Report only the number of lines in the records that contain the word "developing".

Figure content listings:
(begin)
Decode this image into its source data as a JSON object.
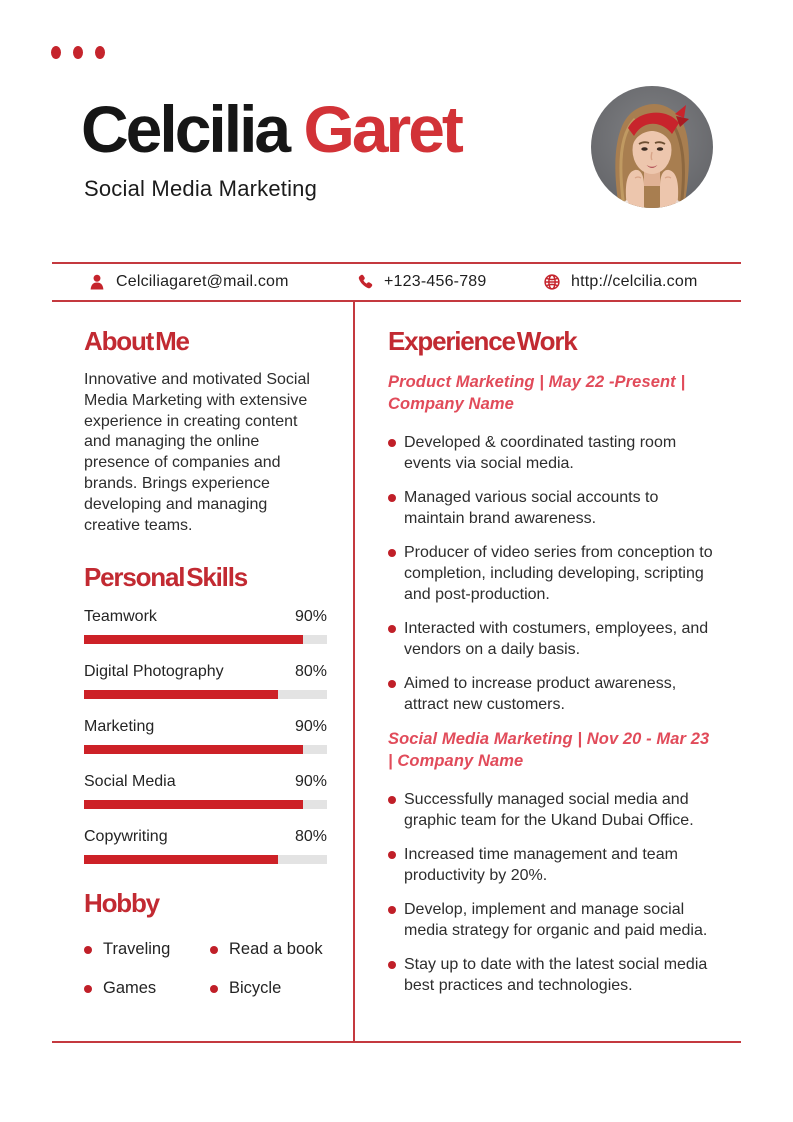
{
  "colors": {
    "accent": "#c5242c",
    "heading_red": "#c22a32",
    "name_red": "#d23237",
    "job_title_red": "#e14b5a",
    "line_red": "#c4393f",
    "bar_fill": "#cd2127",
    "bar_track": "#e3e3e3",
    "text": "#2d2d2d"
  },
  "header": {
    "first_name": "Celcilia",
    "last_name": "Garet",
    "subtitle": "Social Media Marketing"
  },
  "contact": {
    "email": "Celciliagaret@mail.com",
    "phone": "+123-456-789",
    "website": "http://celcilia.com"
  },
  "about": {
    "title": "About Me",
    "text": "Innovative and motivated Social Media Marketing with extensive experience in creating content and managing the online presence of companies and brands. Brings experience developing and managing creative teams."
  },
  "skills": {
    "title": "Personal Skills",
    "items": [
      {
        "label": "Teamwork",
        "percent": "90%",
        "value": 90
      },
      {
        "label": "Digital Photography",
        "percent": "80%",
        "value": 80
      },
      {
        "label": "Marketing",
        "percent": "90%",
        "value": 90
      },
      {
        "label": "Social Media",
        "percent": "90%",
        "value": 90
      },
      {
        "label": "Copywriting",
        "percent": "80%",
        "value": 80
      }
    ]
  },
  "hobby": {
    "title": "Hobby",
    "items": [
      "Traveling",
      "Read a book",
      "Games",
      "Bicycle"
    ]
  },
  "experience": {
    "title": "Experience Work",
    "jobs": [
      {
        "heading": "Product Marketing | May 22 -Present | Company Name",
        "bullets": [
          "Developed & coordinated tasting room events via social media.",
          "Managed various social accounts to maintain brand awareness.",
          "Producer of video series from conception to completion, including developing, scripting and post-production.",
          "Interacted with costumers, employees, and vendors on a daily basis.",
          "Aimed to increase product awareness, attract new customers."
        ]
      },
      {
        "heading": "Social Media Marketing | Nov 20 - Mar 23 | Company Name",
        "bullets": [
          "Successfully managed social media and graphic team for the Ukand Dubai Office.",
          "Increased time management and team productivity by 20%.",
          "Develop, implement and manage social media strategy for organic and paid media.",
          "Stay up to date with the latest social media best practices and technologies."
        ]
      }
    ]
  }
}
(end)
(begin)
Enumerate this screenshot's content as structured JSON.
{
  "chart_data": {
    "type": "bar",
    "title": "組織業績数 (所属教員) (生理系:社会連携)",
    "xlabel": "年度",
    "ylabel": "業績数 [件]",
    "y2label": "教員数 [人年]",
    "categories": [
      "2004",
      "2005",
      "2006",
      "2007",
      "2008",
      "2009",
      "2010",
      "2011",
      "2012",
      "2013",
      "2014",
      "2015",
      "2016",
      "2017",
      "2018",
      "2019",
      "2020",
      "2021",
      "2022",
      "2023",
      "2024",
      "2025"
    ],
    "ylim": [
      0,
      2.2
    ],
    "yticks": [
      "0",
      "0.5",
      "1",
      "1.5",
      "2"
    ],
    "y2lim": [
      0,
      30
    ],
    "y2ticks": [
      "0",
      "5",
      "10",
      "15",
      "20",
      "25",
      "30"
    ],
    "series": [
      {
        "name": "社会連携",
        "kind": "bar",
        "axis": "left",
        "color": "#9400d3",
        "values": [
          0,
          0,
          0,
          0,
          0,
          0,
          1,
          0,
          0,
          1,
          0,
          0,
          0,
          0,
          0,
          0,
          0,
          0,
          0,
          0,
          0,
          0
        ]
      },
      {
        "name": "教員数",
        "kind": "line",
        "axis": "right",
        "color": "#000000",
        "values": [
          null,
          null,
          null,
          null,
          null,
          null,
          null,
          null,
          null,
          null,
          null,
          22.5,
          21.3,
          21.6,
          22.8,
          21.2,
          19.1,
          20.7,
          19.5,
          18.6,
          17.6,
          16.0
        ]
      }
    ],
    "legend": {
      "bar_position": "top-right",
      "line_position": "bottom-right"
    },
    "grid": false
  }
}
(end)
(begin)
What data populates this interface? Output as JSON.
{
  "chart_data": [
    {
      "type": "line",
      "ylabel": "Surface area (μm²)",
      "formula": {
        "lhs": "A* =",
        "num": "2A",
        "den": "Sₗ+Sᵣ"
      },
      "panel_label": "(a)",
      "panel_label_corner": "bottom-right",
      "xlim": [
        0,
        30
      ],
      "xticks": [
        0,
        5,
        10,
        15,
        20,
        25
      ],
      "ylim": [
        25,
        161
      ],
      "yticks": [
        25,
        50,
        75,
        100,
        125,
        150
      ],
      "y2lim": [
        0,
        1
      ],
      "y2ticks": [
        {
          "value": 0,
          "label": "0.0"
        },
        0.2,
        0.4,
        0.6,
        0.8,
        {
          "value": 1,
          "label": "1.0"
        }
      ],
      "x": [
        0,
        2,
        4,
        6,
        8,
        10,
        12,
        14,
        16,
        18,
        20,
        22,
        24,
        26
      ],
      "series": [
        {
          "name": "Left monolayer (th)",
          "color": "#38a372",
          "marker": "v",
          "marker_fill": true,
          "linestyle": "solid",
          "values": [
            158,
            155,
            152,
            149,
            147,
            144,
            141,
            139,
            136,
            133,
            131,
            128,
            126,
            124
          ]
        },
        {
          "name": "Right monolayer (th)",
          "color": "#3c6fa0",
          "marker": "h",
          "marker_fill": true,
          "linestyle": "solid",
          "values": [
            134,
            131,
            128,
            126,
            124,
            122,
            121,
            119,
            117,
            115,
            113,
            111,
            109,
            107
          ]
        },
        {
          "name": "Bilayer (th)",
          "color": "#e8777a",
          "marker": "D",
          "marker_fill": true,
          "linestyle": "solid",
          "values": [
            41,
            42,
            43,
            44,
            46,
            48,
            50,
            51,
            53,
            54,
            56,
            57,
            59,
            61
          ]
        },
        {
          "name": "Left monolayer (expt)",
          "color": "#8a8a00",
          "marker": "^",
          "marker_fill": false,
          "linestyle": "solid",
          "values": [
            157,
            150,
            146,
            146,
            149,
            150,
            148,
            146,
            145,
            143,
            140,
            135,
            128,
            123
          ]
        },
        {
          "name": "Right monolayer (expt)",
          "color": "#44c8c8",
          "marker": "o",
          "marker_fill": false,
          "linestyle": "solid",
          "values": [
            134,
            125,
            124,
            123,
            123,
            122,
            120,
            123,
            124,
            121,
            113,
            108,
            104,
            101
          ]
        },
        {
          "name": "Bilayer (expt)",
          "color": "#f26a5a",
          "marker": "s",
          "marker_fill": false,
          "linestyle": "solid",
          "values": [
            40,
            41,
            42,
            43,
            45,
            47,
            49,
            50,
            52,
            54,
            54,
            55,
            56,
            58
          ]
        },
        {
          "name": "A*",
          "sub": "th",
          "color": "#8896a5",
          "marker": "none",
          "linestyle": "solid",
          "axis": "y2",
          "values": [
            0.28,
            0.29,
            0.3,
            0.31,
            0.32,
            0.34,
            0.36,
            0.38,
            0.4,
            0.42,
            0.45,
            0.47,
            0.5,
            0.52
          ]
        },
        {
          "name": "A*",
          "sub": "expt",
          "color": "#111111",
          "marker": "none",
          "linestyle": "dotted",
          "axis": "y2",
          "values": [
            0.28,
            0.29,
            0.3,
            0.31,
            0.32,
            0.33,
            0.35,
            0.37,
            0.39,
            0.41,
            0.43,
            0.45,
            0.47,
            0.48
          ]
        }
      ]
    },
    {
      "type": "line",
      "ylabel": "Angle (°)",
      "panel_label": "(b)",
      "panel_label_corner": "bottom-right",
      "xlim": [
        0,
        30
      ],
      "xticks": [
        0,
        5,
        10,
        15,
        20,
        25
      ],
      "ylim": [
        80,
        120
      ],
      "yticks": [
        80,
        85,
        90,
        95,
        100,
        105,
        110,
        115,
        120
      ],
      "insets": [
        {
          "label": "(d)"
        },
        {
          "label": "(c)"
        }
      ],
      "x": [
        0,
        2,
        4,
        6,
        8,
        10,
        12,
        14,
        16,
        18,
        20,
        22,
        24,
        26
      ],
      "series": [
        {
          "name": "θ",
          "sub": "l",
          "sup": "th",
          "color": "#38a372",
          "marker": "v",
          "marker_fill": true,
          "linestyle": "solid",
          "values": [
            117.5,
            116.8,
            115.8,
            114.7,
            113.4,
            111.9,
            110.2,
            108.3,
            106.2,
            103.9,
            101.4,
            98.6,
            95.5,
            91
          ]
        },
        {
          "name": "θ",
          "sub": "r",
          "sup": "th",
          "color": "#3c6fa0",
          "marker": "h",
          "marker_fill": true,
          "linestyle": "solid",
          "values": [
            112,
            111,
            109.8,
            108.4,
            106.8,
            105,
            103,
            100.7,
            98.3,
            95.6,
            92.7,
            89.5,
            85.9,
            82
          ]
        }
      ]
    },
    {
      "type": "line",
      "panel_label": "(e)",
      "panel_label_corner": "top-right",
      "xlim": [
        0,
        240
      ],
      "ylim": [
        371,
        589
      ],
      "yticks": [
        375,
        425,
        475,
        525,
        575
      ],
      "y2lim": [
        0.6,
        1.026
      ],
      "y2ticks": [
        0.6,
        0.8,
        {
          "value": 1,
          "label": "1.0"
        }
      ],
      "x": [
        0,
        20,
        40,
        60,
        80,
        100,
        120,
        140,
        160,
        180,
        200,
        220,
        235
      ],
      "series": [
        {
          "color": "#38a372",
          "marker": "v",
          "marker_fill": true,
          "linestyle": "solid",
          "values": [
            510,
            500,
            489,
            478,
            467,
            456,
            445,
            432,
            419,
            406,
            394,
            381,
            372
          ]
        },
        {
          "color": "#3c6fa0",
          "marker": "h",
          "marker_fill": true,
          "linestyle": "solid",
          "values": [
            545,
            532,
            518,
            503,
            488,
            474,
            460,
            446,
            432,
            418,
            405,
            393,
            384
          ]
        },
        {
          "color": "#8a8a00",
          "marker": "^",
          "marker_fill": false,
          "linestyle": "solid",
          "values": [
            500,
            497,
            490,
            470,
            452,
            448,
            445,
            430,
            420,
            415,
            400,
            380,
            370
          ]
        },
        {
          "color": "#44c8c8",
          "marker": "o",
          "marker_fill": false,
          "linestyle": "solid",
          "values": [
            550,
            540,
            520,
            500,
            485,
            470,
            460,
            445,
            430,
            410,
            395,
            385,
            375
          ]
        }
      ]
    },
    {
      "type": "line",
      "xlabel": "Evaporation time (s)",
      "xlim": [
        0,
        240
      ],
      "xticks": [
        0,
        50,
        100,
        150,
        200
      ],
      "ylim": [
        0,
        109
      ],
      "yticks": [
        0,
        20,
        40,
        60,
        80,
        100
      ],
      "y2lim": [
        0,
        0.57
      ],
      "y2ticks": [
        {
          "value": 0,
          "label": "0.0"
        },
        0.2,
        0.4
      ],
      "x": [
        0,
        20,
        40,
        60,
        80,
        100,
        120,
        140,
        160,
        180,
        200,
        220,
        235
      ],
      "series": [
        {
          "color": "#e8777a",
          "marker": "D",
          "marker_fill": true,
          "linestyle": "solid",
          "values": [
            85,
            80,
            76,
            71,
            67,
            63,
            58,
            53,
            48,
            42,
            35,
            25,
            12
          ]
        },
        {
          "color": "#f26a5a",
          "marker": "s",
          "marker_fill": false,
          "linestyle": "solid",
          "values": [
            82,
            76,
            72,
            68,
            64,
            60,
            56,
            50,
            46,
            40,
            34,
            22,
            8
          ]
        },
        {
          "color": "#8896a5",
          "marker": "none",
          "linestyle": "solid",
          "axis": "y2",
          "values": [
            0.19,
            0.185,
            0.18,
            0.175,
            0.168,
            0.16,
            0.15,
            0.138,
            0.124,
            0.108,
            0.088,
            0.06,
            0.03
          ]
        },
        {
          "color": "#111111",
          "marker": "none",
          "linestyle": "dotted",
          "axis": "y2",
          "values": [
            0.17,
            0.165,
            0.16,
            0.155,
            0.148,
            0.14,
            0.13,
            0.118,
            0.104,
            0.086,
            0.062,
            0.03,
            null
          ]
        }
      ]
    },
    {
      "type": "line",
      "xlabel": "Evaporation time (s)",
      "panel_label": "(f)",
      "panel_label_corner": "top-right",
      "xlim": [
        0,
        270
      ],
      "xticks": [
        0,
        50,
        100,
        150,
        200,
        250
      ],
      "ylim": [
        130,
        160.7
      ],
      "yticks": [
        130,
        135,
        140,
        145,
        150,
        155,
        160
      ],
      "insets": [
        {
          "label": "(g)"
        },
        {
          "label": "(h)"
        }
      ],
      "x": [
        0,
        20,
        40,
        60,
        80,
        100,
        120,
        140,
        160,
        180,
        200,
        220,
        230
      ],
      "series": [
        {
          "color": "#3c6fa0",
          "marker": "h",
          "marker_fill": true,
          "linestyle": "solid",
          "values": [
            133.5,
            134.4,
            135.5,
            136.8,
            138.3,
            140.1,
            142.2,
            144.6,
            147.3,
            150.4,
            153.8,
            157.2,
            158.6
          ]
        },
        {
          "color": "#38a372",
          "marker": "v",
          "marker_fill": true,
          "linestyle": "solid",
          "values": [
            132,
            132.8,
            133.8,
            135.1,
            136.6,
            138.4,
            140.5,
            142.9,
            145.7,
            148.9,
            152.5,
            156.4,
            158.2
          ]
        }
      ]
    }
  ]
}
(end)
TASK SOLUTION: 2